* **Collected data**:
** BEGIN **
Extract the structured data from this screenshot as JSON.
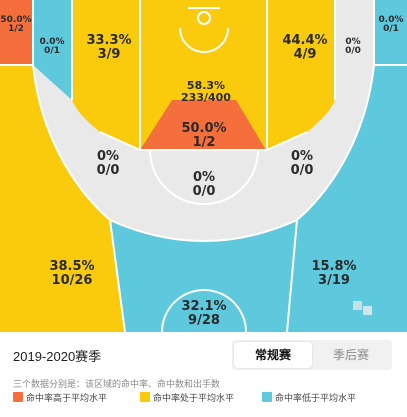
{
  "colors": {
    "above": "#f46f3c",
    "average": "#f9cb0c",
    "below": "#5ec8dd",
    "neutral": "#e9e9e9",
    "line": "#ffffff"
  },
  "zones": {
    "left_corner": {
      "pct": "50.0%",
      "made": "1/2",
      "level": "above"
    },
    "left_wing_mid": {
      "pct": "0.0%",
      "made": "0/1",
      "level": "below"
    },
    "left_baseline_mid": {
      "pct": "33.3%",
      "made": "3/9",
      "level": "average"
    },
    "paint": {
      "pct": "58.3%",
      "made": "233/400",
      "level": "average"
    },
    "right_baseline_mid": {
      "pct": "44.4%",
      "made": "4/9",
      "level": "average"
    },
    "right_wing_mid": {
      "pct": "0%",
      "made": "0/0",
      "level": "neutral"
    },
    "right_corner": {
      "pct": "0.0%",
      "made": "0/1",
      "level": "below"
    },
    "free_throw": {
      "pct": "50.0%",
      "made": "1/2",
      "level": "above"
    },
    "left_elbow": {
      "pct": "0%",
      "made": "0/0",
      "level": "neutral"
    },
    "right_elbow": {
      "pct": "0%",
      "made": "0/0",
      "level": "neutral"
    },
    "top_mid": {
      "pct": "0%",
      "made": "0/0",
      "level": "neutral"
    },
    "left_three": {
      "pct": "38.5%",
      "made": "10/26",
      "level": "average"
    },
    "right_three": {
      "pct": "15.8%",
      "made": "3/19",
      "level": "below"
    },
    "top_three": {
      "pct": "32.1%",
      "made": "9/28",
      "level": "below"
    }
  },
  "season": {
    "label": "2019-2020赛季"
  },
  "tabs": {
    "regular": "常规赛",
    "playoffs": "季后赛"
  },
  "description": "三个数据分别是：该区域的命中率、命中数和出手数",
  "legend": {
    "above": "命中率高于平均水平",
    "average": "命中率处于平均水平",
    "below": "命中率低于平均水平"
  }
}
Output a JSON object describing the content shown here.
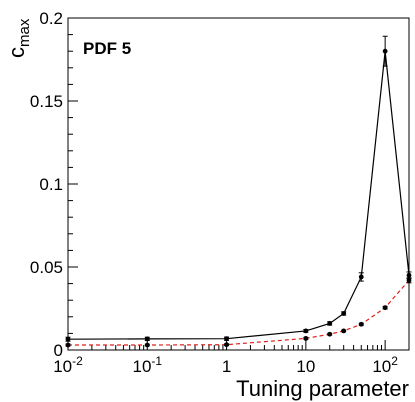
{
  "chart_data": {
    "type": "line",
    "title": "",
    "annotation": "PDF 5",
    "xlabel": "Tuning parameter",
    "ylabel": "c",
    "ylabel_sub": "max",
    "xscale": "log",
    "xlim": [
      0.01,
      200
    ],
    "ylim": [
      0,
      0.2
    ],
    "grid": false,
    "legend": "none",
    "x_ticks": [
      {
        "value": 0.01,
        "base": "10",
        "exp": "-2"
      },
      {
        "value": 0.1,
        "base": "10",
        "exp": "-1"
      },
      {
        "value": 1,
        "base": "1",
        "exp": ""
      },
      {
        "value": 10,
        "base": "10",
        "exp": ""
      },
      {
        "value": 100,
        "base": "10",
        "exp": "2"
      }
    ],
    "y_ticks": [
      {
        "value": 0,
        "label": "0"
      },
      {
        "value": 0.05,
        "label": "0.05"
      },
      {
        "value": 0.1,
        "label": "0.1"
      },
      {
        "value": 0.15,
        "label": "0.15"
      },
      {
        "value": 0.2,
        "label": "0.2"
      }
    ],
    "series": [
      {
        "style": "solid",
        "color": "#000000",
        "points": [
          {
            "x": 0.01,
            "y": 0.0065,
            "err": 0.0012
          },
          {
            "x": 0.1,
            "y": 0.0067,
            "err": 0.001
          },
          {
            "x": 1,
            "y": 0.0068,
            "err": 0.001
          },
          {
            "x": 10,
            "y": 0.0115,
            "err": 0.0008
          },
          {
            "x": 20,
            "y": 0.016,
            "err": 0.001
          },
          {
            "x": 30,
            "y": 0.022,
            "err": 0.001
          },
          {
            "x": 50,
            "y": 0.044,
            "err": 0.0025
          },
          {
            "x": 100,
            "y": 0.18,
            "err": 0.009
          },
          {
            "x": 200,
            "y": 0.045,
            "err": 0.002
          }
        ]
      },
      {
        "style": "dashed",
        "color": "#e0201b",
        "points": [
          {
            "x": 0.01,
            "y": 0.003,
            "err": 0.0006
          },
          {
            "x": 0.1,
            "y": 0.003,
            "err": 0.0005
          },
          {
            "x": 1,
            "y": 0.0032,
            "err": 0.0005
          },
          {
            "x": 10,
            "y": 0.007,
            "err": 0.0005
          },
          {
            "x": 20,
            "y": 0.0095,
            "err": 0.0005
          },
          {
            "x": 30,
            "y": 0.0115,
            "err": 0.0005
          },
          {
            "x": 50,
            "y": 0.0155,
            "err": 0.0006
          },
          {
            "x": 100,
            "y": 0.0255,
            "err": 0.0008
          },
          {
            "x": 200,
            "y": 0.042,
            "err": 0.0015
          }
        ]
      }
    ]
  }
}
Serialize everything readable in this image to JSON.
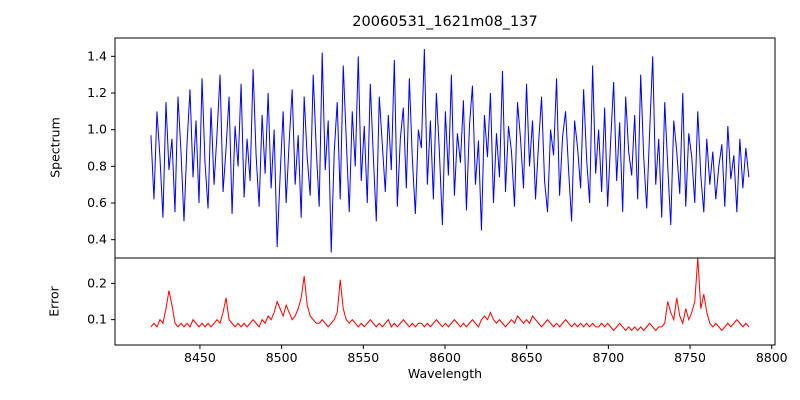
** END **
* **Work instructions**: Reproduce the material above in full, exactly, with no images.

* **Result**:
Extract the structured data from this screenshot as JSON.
{
  "colors": {
    "above": "#f46f3c",
    "average": "#f9cb0c",
    "below": "#5ec8dd",
    "neutral": "#e9e9e9",
    "line": "#ffffff"
  },
  "zones": {
    "left_corner": {
      "pct": "50.0%",
      "made": "1/2",
      "level": "above"
    },
    "left_wing_mid": {
      "pct": "0.0%",
      "made": "0/1",
      "level": "below"
    },
    "left_baseline_mid": {
      "pct": "33.3%",
      "made": "3/9",
      "level": "average"
    },
    "paint": {
      "pct": "58.3%",
      "made": "233/400",
      "level": "average"
    },
    "right_baseline_mid": {
      "pct": "44.4%",
      "made": "4/9",
      "level": "average"
    },
    "right_wing_mid": {
      "pct": "0%",
      "made": "0/0",
      "level": "neutral"
    },
    "right_corner": {
      "pct": "0.0%",
      "made": "0/1",
      "level": "below"
    },
    "free_throw": {
      "pct": "50.0%",
      "made": "1/2",
      "level": "above"
    },
    "left_elbow": {
      "pct": "0%",
      "made": "0/0",
      "level": "neutral"
    },
    "right_elbow": {
      "pct": "0%",
      "made": "0/0",
      "level": "neutral"
    },
    "top_mid": {
      "pct": "0%",
      "made": "0/0",
      "level": "neutral"
    },
    "left_three": {
      "pct": "38.5%",
      "made": "10/26",
      "level": "average"
    },
    "right_three": {
      "pct": "15.8%",
      "made": "3/19",
      "level": "below"
    },
    "top_three": {
      "pct": "32.1%",
      "made": "9/28",
      "level": "below"
    }
  },
  "season": {
    "label": "2019-2020赛季"
  },
  "tabs": {
    "regular": "常规赛",
    "playoffs": "季后赛"
  },
  "description": "三个数据分别是：该区域的命中率、命中数和出手数",
  "legend": {
    "above": "命中率高于平均水平",
    "average": "命中率处于平均水平",
    "below": "命中率低于平均水平"
  }
}
Output a JSON object describing the content shown here.
{
  "chart_data": {
    "type": "line",
    "title": "",
    "annotation": "PDF 5",
    "xlabel": "Tuning parameter",
    "ylabel": "c",
    "ylabel_sub": "max",
    "xscale": "log",
    "xlim": [
      0.01,
      200
    ],
    "ylim": [
      0,
      0.2
    ],
    "grid": false,
    "legend": "none",
    "x_ticks": [
      {
        "value": 0.01,
        "base": "10",
        "exp": "-2"
      },
      {
        "value": 0.1,
        "base": "10",
        "exp": "-1"
      },
      {
        "value": 1,
        "base": "1",
        "exp": ""
      },
      {
        "value": 10,
        "base": "10",
        "exp": ""
      },
      {
        "value": 100,
        "base": "10",
        "exp": "2"
      }
    ],
    "y_ticks": [
      {
        "value": 0,
        "label": "0"
      },
      {
        "value": 0.05,
        "label": "0.05"
      },
      {
        "value": 0.1,
        "label": "0.1"
      },
      {
        "value": 0.15,
        "label": "0.15"
      },
      {
        "value": 0.2,
        "label": "0.2"
      }
    ],
    "series": [
      {
        "style": "solid",
        "color": "#000000",
        "points": [
          {
            "x": 0.01,
            "y": 0.0065,
            "err": 0.0012
          },
          {
            "x": 0.1,
            "y": 0.0067,
            "err": 0.001
          },
          {
            "x": 1,
            "y": 0.0068,
            "err": 0.001
          },
          {
            "x": 10,
            "y": 0.0115,
            "err": 0.0008
          },
          {
            "x": 20,
            "y": 0.016,
            "err": 0.001
          },
          {
            "x": 30,
            "y": 0.022,
            "err": 0.001
          },
          {
            "x": 50,
            "y": 0.044,
            "err": 0.0025
          },
          {
            "x": 100,
            "y": 0.18,
            "err": 0.009
          },
          {
            "x": 200,
            "y": 0.045,
            "err": 0.002
          }
        ]
      },
      {
        "style": "dashed",
        "color": "#e0201b",
        "points": [
          {
            "x": 0.01,
            "y": 0.003,
            "err": 0.0006
          },
          {
            "x": 0.1,
            "y": 0.003,
            "err": 0.0005
          },
          {
            "x": 1,
            "y": 0.0032,
            "err": 0.0005
          },
          {
            "x": 10,
            "y": 0.007,
            "err": 0.0005
          },
          {
            "x": 20,
            "y": 0.0095,
            "err": 0.0005
          },
          {
            "x": 30,
            "y": 0.0115,
            "err": 0.0005
          },
          {
            "x": 50,
            "y": 0.0155,
            "err": 0.0006
          },
          {
            "x": 100,
            "y": 0.0255,
            "err": 0.0008
          },
          {
            "x": 200,
            "y": 0.042,
            "err": 0.0015
          }
        ]
      }
    ]
  }
}
Serialize everything readable in this image to JSON.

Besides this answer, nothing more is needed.